Will you print the material below without altering a single character?

──────────

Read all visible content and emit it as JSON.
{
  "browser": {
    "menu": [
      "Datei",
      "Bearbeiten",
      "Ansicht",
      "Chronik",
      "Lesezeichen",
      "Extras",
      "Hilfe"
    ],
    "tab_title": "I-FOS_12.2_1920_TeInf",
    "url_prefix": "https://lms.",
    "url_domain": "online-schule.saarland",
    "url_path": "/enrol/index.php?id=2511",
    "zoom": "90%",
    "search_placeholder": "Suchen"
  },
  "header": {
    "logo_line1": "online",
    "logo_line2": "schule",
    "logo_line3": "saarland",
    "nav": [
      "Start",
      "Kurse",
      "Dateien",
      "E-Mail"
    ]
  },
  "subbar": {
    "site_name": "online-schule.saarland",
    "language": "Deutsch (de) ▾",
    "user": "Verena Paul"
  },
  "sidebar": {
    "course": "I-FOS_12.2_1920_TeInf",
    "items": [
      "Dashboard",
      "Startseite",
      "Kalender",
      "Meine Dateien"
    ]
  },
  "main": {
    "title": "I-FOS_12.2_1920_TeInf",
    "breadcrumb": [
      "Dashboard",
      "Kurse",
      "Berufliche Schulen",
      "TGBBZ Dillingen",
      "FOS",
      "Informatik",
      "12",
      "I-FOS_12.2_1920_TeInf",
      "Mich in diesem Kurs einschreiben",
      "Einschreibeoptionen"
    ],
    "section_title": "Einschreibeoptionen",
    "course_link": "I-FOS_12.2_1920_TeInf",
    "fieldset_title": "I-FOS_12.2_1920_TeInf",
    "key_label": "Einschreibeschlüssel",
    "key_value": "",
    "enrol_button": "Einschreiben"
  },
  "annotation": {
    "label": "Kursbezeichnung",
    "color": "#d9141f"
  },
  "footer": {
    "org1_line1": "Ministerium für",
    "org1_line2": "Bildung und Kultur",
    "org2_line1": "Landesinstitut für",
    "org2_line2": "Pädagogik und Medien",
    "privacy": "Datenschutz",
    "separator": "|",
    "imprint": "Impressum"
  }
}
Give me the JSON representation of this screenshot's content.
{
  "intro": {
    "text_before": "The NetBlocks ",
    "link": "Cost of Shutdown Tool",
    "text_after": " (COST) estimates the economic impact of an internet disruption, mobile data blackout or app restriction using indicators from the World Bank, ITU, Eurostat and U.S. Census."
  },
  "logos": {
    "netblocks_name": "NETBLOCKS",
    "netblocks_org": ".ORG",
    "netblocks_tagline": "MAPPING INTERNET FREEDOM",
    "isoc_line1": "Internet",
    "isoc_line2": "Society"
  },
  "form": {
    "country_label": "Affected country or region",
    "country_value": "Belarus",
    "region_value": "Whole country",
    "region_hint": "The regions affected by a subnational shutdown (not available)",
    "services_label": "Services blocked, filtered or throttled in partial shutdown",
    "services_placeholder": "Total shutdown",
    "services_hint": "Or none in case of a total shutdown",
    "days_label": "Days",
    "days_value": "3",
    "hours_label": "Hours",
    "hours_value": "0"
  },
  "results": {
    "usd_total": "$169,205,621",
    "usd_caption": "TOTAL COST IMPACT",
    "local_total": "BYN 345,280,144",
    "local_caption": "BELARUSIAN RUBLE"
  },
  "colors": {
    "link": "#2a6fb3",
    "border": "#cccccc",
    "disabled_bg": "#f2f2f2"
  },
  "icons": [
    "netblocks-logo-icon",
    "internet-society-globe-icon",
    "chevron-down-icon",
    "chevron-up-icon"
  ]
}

──────────

THE COMPLETED TASK »
Read all visible content and emit it as JSON.
{
  "browser": {
    "menu": [
      "Datei",
      "Bearbeiten",
      "Ansicht",
      "Chronik",
      "Lesezeichen",
      "Extras",
      "Hilfe"
    ],
    "tab_title": "I-FOS_12.2_1920_TeInf",
    "url_prefix": "https://lms.",
    "url_domain": "online-schule.saarland",
    "url_path": "/enrol/index.php?id=2511",
    "zoom": "90%",
    "search_placeholder": "Suchen"
  },
  "header": {
    "logo_line1": "online",
    "logo_line2": "schule",
    "logo_line3": "saarland",
    "nav": [
      "Start",
      "Kurse",
      "Dateien",
      "E-Mail"
    ]
  },
  "subbar": {
    "site_name": "online-schule.saarland",
    "language": "Deutsch (de) ▾",
    "user": "Verena Paul"
  },
  "sidebar": {
    "course": "I-FOS_12.2_1920_TeInf",
    "items": [
      "Dashboard",
      "Startseite",
      "Kalender",
      "Meine Dateien"
    ]
  },
  "main": {
    "title": "I-FOS_12.2_1920_TeInf",
    "breadcrumb": [
      "Dashboard",
      "Kurse",
      "Berufliche Schulen",
      "TGBBZ Dillingen",
      "FOS",
      "Informatik",
      "12",
      "I-FOS_12.2_1920_TeInf",
      "Mich in diesem Kurs einschreiben",
      "Einschreibeoptionen"
    ],
    "section_title": "Einschreibeoptionen",
    "course_link": "I-FOS_12.2_1920_TeInf",
    "fieldset_title": "I-FOS_12.2_1920_TeInf",
    "key_label": "Einschreibeschlüssel",
    "key_value": "",
    "enrol_button": "Einschreiben"
  },
  "annotation": {
    "label": "Kursbezeichnung",
    "color": "#d9141f"
  },
  "footer": {
    "org1_line1": "Ministerium für",
    "org1_line2": "Bildung und Kultur",
    "org2_line1": "Landesinstitut für",
    "org2_line2": "Pädagogik und Medien",
    "privacy": "Datenschutz",
    "separator": "|",
    "imprint": "Impressum"
  }
}
Give me the JSON representation of this screenshot's content.
{
  "intro": {
    "text_before": "The NetBlocks ",
    "link": "Cost of Shutdown Tool",
    "text_after": " (COST) estimates the economic impact of an internet disruption, mobile data blackout or app restriction using indicators from the World Bank, ITU, Eurostat and U.S. Census."
  },
  "logos": {
    "netblocks_name": "NETBLOCKS",
    "netblocks_org": ".ORG",
    "netblocks_tagline": "MAPPING INTERNET FREEDOM",
    "isoc_line1": "Internet",
    "isoc_line2": "Society"
  },
  "form": {
    "country_label": "Affected country or region",
    "country_value": "Belarus",
    "region_value": "Whole country",
    "region_hint": "The regions affected by a subnational shutdown (not available)",
    "services_label": "Services blocked, filtered or throttled in partial shutdown",
    "services_placeholder": "Total shutdown",
    "services_hint": "Or none in case of a total shutdown",
    "days_label": "Days",
    "days_value": "3",
    "hours_label": "Hours",
    "hours_value": "0"
  },
  "results": {
    "usd_total": "$169,205,621",
    "usd_caption": "TOTAL COST IMPACT",
    "local_total": "BYN 345,280,144",
    "local_caption": "BELARUSIAN RUBLE"
  },
  "colors": {
    "link": "#2a6fb3",
    "border": "#cccccc",
    "disabled_bg": "#f2f2f2"
  },
  "icons": [
    "netblocks-logo-icon",
    "internet-society-globe-icon",
    "chevron-down-icon",
    "chevron-up-icon"
  ]
}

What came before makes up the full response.